#### Collected data entries:
---
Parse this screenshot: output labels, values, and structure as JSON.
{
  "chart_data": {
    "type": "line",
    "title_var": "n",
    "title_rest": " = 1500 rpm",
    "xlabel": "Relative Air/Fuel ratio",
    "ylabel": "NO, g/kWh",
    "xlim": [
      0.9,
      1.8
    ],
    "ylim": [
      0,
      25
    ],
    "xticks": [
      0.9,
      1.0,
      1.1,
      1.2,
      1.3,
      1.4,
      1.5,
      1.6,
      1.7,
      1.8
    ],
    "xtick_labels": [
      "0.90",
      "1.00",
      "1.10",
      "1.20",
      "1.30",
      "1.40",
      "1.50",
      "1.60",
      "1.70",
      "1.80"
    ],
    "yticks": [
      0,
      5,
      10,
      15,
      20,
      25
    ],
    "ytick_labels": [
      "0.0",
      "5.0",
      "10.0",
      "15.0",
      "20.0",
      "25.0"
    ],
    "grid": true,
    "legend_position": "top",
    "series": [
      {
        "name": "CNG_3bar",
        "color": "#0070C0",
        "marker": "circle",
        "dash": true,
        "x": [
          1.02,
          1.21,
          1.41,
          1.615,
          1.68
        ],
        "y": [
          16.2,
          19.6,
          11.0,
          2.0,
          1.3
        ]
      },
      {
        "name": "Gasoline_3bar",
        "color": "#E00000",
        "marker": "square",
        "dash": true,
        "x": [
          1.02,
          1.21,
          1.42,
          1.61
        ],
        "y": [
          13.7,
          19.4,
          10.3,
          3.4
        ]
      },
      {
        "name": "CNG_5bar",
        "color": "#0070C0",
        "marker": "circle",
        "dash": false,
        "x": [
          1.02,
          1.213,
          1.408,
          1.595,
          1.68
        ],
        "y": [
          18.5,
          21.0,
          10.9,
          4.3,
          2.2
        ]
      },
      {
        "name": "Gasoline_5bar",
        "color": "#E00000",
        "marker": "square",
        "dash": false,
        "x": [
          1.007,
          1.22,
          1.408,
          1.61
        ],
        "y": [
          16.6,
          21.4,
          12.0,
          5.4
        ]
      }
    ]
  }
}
---
#### Objective:
Filter the records down to the lines that contain the string "name", and copy those lines.

#### Exercise output:
        "name": "CNG_3bar",
        "name": "Gasoline_3bar",
        "name": "CNG_5bar",
        "name": "Gasoline_5bar",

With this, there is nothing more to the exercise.